* _Objective_
Tell how many lines have the string "source" in them, and write nothing besides the number.

A block of data:
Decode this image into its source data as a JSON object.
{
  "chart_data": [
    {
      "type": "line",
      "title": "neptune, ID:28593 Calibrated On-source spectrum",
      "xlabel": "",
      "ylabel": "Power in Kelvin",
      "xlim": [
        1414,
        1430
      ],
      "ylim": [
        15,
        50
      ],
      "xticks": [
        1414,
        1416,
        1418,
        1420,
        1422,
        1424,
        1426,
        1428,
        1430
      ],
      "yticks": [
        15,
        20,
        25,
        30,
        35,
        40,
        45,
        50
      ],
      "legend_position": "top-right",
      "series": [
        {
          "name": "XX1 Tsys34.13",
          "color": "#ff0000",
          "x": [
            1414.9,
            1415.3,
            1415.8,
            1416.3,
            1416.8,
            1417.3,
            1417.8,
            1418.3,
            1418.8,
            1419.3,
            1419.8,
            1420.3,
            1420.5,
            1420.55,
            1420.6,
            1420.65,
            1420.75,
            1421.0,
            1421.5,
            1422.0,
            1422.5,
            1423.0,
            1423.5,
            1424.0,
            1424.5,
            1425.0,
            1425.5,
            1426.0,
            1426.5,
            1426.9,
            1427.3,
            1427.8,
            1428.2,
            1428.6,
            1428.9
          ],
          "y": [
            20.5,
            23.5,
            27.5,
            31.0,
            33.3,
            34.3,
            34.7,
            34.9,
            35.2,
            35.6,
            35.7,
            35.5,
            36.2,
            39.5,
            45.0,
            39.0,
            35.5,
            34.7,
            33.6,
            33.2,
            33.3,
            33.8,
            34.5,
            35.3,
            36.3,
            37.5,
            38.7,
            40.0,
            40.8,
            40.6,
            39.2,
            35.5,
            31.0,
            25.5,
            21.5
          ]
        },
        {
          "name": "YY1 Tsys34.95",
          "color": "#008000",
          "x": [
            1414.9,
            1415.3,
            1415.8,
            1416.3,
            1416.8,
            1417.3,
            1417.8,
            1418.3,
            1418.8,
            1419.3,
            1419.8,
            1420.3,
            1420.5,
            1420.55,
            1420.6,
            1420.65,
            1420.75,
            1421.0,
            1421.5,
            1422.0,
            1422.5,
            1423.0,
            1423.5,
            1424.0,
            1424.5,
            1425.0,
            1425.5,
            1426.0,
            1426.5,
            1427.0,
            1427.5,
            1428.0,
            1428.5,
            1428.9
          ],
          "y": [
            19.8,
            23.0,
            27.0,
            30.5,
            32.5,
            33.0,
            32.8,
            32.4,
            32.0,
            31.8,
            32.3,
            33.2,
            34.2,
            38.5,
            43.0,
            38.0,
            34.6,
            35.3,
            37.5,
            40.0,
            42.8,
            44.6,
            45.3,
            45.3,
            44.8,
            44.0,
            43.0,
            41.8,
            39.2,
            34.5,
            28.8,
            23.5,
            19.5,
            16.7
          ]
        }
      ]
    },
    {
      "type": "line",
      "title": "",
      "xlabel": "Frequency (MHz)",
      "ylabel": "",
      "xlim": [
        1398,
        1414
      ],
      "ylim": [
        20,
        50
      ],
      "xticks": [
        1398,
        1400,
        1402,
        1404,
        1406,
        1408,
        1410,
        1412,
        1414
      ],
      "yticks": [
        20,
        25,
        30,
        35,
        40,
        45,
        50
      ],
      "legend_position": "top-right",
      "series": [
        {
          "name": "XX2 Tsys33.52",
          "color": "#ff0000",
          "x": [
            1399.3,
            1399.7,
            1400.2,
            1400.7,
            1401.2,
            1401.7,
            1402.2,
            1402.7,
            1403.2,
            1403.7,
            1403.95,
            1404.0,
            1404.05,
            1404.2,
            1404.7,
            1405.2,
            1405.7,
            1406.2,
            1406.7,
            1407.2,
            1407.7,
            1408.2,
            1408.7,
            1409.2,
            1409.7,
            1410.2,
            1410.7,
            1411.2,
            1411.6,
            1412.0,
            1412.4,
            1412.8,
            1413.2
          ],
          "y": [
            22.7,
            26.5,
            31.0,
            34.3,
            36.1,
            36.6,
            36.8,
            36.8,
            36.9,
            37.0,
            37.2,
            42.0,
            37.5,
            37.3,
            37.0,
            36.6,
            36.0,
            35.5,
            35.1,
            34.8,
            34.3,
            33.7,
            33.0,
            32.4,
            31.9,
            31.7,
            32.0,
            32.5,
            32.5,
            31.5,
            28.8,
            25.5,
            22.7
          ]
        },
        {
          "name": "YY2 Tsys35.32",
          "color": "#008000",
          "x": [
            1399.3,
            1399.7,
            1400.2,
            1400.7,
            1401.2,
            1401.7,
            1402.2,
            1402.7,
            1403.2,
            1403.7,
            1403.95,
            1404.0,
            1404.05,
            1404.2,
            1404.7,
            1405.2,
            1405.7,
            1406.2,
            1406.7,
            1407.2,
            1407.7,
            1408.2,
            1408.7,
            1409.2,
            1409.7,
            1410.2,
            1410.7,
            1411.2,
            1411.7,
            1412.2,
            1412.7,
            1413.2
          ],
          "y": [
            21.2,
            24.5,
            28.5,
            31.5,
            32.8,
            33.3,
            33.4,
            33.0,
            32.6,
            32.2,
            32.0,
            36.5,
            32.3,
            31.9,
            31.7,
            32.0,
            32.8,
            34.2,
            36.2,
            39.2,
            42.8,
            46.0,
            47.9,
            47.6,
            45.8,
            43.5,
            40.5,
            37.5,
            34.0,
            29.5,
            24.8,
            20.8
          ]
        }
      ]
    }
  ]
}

* _Response for this exercise_
2